» **WRITTEN PROBLEM**: For every line in the data below that contains "JSON", copy the line.

----

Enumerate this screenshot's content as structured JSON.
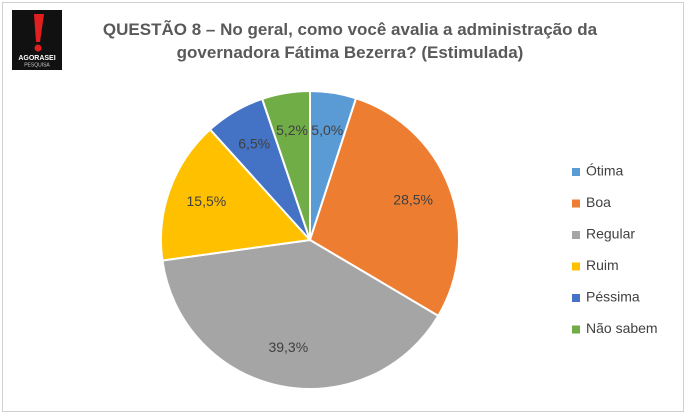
{
  "logo": {
    "name": "AGORASEI",
    "tagline": "PESQUISA"
  },
  "chart_data": {
    "type": "pie",
    "title": "QUESTÃO 8 – No geral, como você avalia a administração da governadora Fátima Bezerra? (Estimulada)",
    "categories": [
      "Ótima",
      "Boa",
      "Regular",
      "Ruim",
      "Péssima",
      "Não sabem"
    ],
    "values": [
      5.0,
      28.5,
      39.3,
      15.5,
      6.5,
      5.2
    ],
    "value_labels": [
      "5,0%",
      "28,5%",
      "39,3%",
      "15,5%",
      "6,5%",
      "5,2%"
    ],
    "colors": [
      "#5b9bd5",
      "#ed7d31",
      "#a5a5a5",
      "#ffc000",
      "#4472c4",
      "#70ad47"
    ],
    "legend": "right"
  }
}
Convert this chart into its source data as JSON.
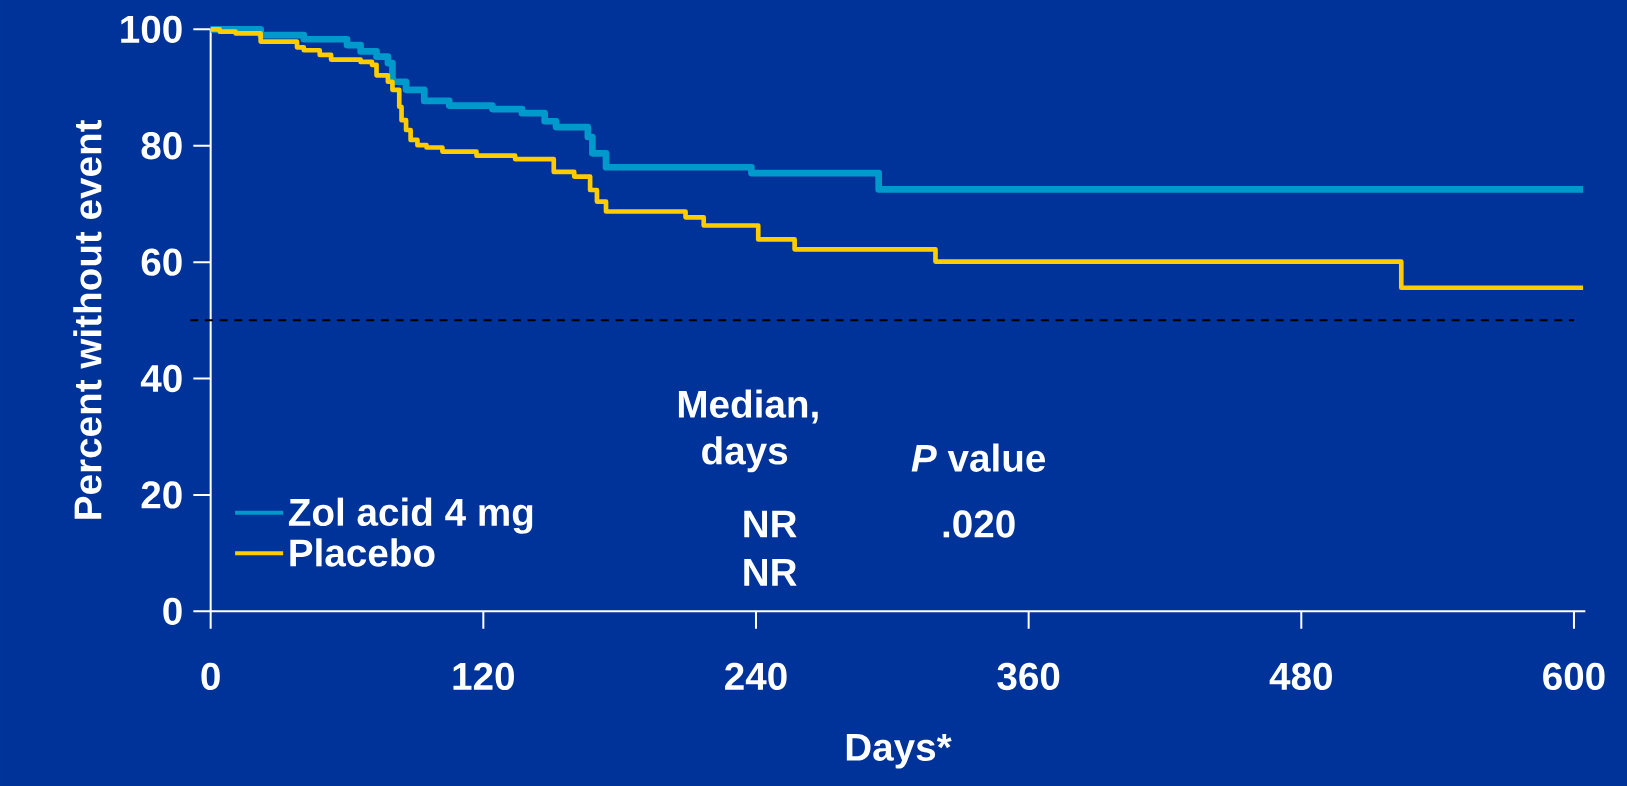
{
  "chart_data": {
    "type": "step",
    "xlabel": "Days*",
    "ylabel": "Percent without event",
    "xlim": [
      0,
      605
    ],
    "ylim": [
      0,
      100
    ],
    "xticks": [
      0,
      120,
      240,
      360,
      480,
      600
    ],
    "yticks": [
      0,
      20,
      40,
      60,
      80,
      100
    ],
    "legend": "bottom left",
    "ref_lines": [
      {
        "axis": "y",
        "value": 50,
        "color": "#000000",
        "line_style": "dashed"
      }
    ],
    "annotations": [
      "Median, days",
      "*P* value",
      "NR",
      "NR",
      ".020"
    ],
    "series": [
      {
        "name": "Zol acid 4 mg",
        "color": "#0099cc",
        "x": [
          0,
          22,
          41,
          60,
          66,
          73,
          78,
          80,
          86,
          94,
          105,
          124,
          137,
          147,
          152,
          166,
          168,
          174,
          238,
          294,
          604
        ],
        "values": [
          100,
          99.0,
          98.3,
          97.3,
          96.2,
          95.3,
          94.2,
          91.0,
          89.6,
          87.7,
          86.9,
          86.3,
          85.6,
          84.2,
          83.2,
          81.5,
          78.7,
          76.3,
          75.3,
          72.5,
          72.5
        ]
      },
      {
        "name": "Placebo",
        "color": "#ffcc00",
        "x": [
          0,
          4,
          11,
          22,
          38,
          41,
          48,
          53,
          66,
          71,
          73,
          78,
          80,
          83,
          84,
          86,
          88,
          91,
          95,
          102,
          117,
          134,
          151,
          160,
          167,
          170,
          174,
          209,
          217,
          241,
          257,
          319,
          524,
          604
        ],
        "values": [
          100,
          99.6,
          99.3,
          97.9,
          96.9,
          96.4,
          95.6,
          94.8,
          94.4,
          93.9,
          92.1,
          91.0,
          89.6,
          86.7,
          84.4,
          82.7,
          81.0,
          80.1,
          79.7,
          79.0,
          78.3,
          77.7,
          75.5,
          74.7,
          72.4,
          70.4,
          68.7,
          67.7,
          66.3,
          63.9,
          62.2,
          60.1,
          55.6,
          55.6
        ]
      }
    ]
  }
}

----

» **RESULT BELOW**:
Enumerate this screenshot's content as structured JSON.
Convert this chart into its source data as JSON.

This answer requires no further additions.